WHAT IS REQUIRED – Retype each record below word for word. Leave the pictures out.

RECORDS SUPPLIED –
——————

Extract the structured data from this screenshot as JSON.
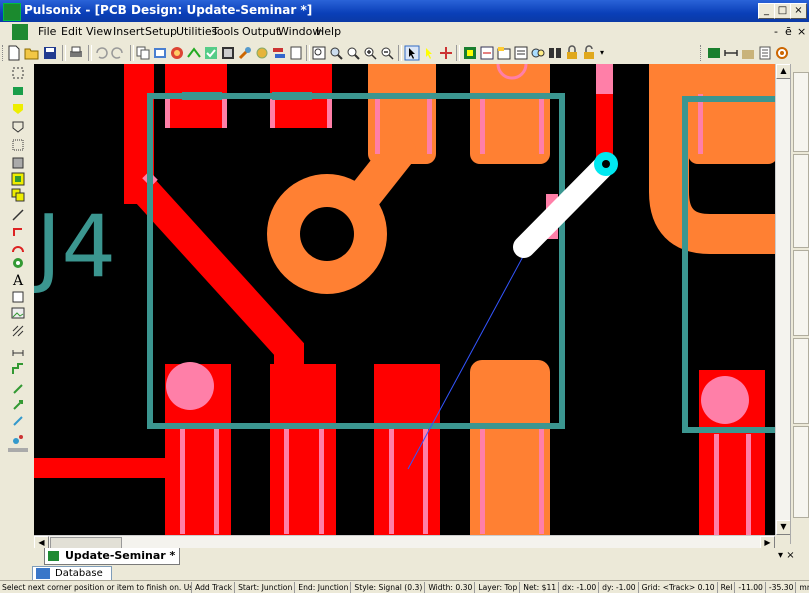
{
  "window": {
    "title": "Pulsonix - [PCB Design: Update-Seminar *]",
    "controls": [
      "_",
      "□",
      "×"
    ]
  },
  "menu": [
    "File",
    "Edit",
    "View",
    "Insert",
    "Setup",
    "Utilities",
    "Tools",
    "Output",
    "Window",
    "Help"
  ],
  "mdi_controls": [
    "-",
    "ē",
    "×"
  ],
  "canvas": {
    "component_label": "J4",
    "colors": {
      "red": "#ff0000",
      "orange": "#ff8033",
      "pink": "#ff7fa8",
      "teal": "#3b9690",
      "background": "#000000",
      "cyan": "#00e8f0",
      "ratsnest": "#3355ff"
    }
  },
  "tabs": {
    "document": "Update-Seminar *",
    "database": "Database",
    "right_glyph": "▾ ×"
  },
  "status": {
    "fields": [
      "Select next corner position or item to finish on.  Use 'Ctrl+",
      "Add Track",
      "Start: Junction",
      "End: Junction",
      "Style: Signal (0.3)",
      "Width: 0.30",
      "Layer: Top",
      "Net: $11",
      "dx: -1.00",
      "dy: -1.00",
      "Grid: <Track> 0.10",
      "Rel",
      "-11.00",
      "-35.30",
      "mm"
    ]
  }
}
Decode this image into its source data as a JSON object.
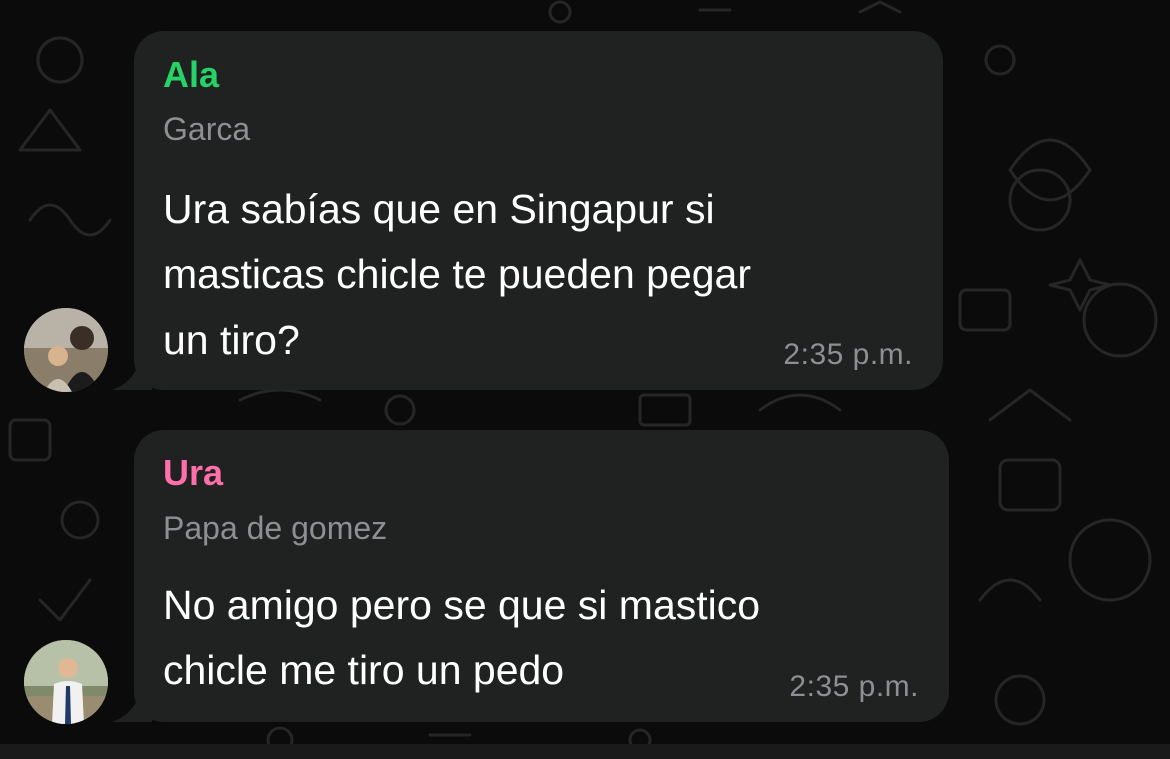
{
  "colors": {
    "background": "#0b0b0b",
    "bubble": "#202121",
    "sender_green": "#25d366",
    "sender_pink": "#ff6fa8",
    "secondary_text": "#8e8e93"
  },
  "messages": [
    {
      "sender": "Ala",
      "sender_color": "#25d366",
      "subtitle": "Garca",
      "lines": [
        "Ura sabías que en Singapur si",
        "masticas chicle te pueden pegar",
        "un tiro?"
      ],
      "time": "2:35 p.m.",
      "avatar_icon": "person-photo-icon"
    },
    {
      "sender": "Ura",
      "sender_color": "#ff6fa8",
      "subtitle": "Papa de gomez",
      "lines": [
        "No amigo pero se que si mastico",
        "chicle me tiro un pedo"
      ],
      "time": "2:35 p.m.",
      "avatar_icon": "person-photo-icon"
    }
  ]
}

——————

FINISHED ANSWER –
Extract the structured data from this screenshot as JSON.
{
  "window": {
    "title": "Pulsonix - [PCB Design: Update-Seminar *]",
    "controls": [
      "_",
      "□",
      "×"
    ]
  },
  "menu": [
    "File",
    "Edit",
    "View",
    "Insert",
    "Setup",
    "Utilities",
    "Tools",
    "Output",
    "Window",
    "Help"
  ],
  "mdi_controls": [
    "-",
    "ē",
    "×"
  ],
  "canvas": {
    "component_label": "J4",
    "colors": {
      "red": "#ff0000",
      "orange": "#ff8033",
      "pink": "#ff7fa8",
      "teal": "#3b9690",
      "background": "#000000",
      "cyan": "#00e8f0",
      "ratsnest": "#3355ff"
    }
  },
  "tabs": {
    "document": "Update-Seminar *",
    "database": "Database",
    "right_glyph": "▾ ×"
  },
  "status": {
    "fields": [
      "Select next corner position or item to finish on.  Use 'Ctrl+",
      "Add Track",
      "Start: Junction",
      "End: Junction",
      "Style: Signal (0.3)",
      "Width: 0.30",
      "Layer: Top",
      "Net: $11",
      "dx: -1.00",
      "dy: -1.00",
      "Grid: <Track> 0.10",
      "Rel",
      "-11.00",
      "-35.30",
      "mm"
    ]
  }
}
Decode this image into its source data as a JSON object.
{
  "colors": {
    "background": "#0b0b0b",
    "bubble": "#202121",
    "sender_green": "#25d366",
    "sender_pink": "#ff6fa8",
    "secondary_text": "#8e8e93"
  },
  "messages": [
    {
      "sender": "Ala",
      "sender_color": "#25d366",
      "subtitle": "Garca",
      "lines": [
        "Ura sabías que en Singapur si",
        "masticas chicle te pueden pegar",
        "un tiro?"
      ],
      "time": "2:35 p.m.",
      "avatar_icon": "person-photo-icon"
    },
    {
      "sender": "Ura",
      "sender_color": "#ff6fa8",
      "subtitle": "Papa de gomez",
      "lines": [
        "No amigo pero se que si mastico",
        "chicle me tiro un pedo"
      ],
      "time": "2:35 p.m.",
      "avatar_icon": "person-photo-icon"
    }
  ]
}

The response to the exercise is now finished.